WRITTEN EXERCISE -
Copy out every line of the data exactly.

MATERIAL FOR THIS EXERCISE -
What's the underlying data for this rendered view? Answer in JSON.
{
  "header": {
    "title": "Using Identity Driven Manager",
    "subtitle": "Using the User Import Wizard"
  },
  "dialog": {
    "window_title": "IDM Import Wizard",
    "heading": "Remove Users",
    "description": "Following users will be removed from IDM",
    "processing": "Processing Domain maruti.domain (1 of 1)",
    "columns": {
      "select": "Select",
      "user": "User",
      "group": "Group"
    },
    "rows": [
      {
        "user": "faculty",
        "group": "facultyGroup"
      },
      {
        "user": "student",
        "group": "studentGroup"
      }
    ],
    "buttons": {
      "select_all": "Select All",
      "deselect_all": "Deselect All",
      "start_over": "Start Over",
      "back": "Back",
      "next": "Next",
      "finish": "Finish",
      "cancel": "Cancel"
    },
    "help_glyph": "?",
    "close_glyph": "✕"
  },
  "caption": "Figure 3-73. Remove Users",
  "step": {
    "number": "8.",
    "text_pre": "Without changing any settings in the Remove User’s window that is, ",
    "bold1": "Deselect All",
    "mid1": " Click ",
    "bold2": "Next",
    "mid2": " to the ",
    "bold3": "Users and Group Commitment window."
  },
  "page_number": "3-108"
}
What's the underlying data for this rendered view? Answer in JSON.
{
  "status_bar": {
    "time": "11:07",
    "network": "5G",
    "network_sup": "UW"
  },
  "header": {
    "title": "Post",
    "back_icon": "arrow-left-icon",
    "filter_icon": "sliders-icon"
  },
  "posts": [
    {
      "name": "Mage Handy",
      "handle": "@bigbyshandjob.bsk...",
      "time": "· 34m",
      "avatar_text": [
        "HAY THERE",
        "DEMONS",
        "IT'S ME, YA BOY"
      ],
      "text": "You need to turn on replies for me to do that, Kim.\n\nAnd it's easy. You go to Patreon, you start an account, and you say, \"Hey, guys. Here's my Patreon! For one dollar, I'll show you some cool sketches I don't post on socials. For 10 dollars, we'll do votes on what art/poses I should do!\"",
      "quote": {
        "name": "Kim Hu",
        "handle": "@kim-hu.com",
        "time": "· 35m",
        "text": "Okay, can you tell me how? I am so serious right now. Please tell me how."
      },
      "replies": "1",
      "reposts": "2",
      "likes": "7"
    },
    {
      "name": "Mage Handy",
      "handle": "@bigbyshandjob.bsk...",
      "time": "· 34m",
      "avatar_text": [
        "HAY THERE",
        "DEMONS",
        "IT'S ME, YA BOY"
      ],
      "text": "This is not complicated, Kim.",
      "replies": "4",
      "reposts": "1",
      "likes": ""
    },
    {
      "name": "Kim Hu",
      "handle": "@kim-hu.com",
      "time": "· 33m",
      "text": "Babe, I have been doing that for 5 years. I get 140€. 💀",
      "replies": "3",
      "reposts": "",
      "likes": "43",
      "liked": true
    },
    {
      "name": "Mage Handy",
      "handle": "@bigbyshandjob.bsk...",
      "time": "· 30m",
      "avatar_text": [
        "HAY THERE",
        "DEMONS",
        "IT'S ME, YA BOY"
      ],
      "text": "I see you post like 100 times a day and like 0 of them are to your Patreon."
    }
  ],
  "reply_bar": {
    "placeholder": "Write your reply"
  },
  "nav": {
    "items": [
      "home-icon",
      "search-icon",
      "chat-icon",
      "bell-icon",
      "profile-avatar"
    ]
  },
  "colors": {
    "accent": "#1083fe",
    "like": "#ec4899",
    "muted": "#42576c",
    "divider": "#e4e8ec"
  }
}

CORRECT OUTPUT -
What's the underlying data for this rendered view? Answer in JSON.
{
  "header": {
    "title": "Using Identity Driven Manager",
    "subtitle": "Using the User Import Wizard"
  },
  "dialog": {
    "window_title": "IDM Import Wizard",
    "heading": "Remove Users",
    "description": "Following users will be removed from IDM",
    "processing": "Processing Domain maruti.domain (1 of 1)",
    "columns": {
      "select": "Select",
      "user": "User",
      "group": "Group"
    },
    "rows": [
      {
        "user": "faculty",
        "group": "facultyGroup"
      },
      {
        "user": "student",
        "group": "studentGroup"
      }
    ],
    "buttons": {
      "select_all": "Select All",
      "deselect_all": "Deselect All",
      "start_over": "Start Over",
      "back": "Back",
      "next": "Next",
      "finish": "Finish",
      "cancel": "Cancel"
    },
    "help_glyph": "?",
    "close_glyph": "✕"
  },
  "caption": "Figure 3-73. Remove Users",
  "step": {
    "number": "8.",
    "text_pre": "Without changing any settings in the Remove User’s window that is, ",
    "bold1": "Deselect All",
    "mid1": " Click ",
    "bold2": "Next",
    "mid2": " to the ",
    "bold3": "Users and Group Commitment window."
  },
  "page_number": "3-108"
}
What's the underlying data for this rendered view? Answer in JSON.
{
  "status_bar": {
    "time": "11:07",
    "network": "5G",
    "network_sup": "UW"
  },
  "header": {
    "title": "Post",
    "back_icon": "arrow-left-icon",
    "filter_icon": "sliders-icon"
  },
  "posts": [
    {
      "name": "Mage Handy",
      "handle": "@bigbyshandjob.bsk...",
      "time": "· 34m",
      "avatar_text": [
        "HAY THERE",
        "DEMONS",
        "IT'S ME, YA BOY"
      ],
      "text": "You need to turn on replies for me to do that, Kim.\n\nAnd it's easy. You go to Patreon, you start an account, and you say, \"Hey, guys. Here's my Patreon! For one dollar, I'll show you some cool sketches I don't post on socials. For 10 dollars, we'll do votes on what art/poses I should do!\"",
      "quote": {
        "name": "Kim Hu",
        "handle": "@kim-hu.com",
        "time": "· 35m",
        "text": "Okay, can you tell me how? I am so serious right now. Please tell me how."
      },
      "replies": "1",
      "reposts": "2",
      "likes": "7"
    },
    {
      "name": "Mage Handy",
      "handle": "@bigbyshandjob.bsk...",
      "time": "· 34m",
      "avatar_text": [
        "HAY THERE",
        "DEMONS",
        "IT'S ME, YA BOY"
      ],
      "text": "This is not complicated, Kim.",
      "replies": "4",
      "reposts": "1",
      "likes": ""
    },
    {
      "name": "Kim Hu",
      "handle": "@kim-hu.com",
      "time": "· 33m",
      "text": "Babe, I have been doing that for 5 years. I get 140€. 💀",
      "replies": "3",
      "reposts": "",
      "likes": "43",
      "liked": true
    },
    {
      "name": "Mage Handy",
      "handle": "@bigbyshandjob.bsk...",
      "time": "· 30m",
      "avatar_text": [
        "HAY THERE",
        "DEMONS",
        "IT'S ME, YA BOY"
      ],
      "text": "I see you post like 100 times a day and like 0 of them are to your Patreon."
    }
  ],
  "reply_bar": {
    "placeholder": "Write your reply"
  },
  "nav": {
    "items": [
      "home-icon",
      "search-icon",
      "chat-icon",
      "bell-icon",
      "profile-avatar"
    ]
  },
  "colors": {
    "accent": "#1083fe",
    "like": "#ec4899",
    "muted": "#42576c",
    "divider": "#e4e8ec"
  }
}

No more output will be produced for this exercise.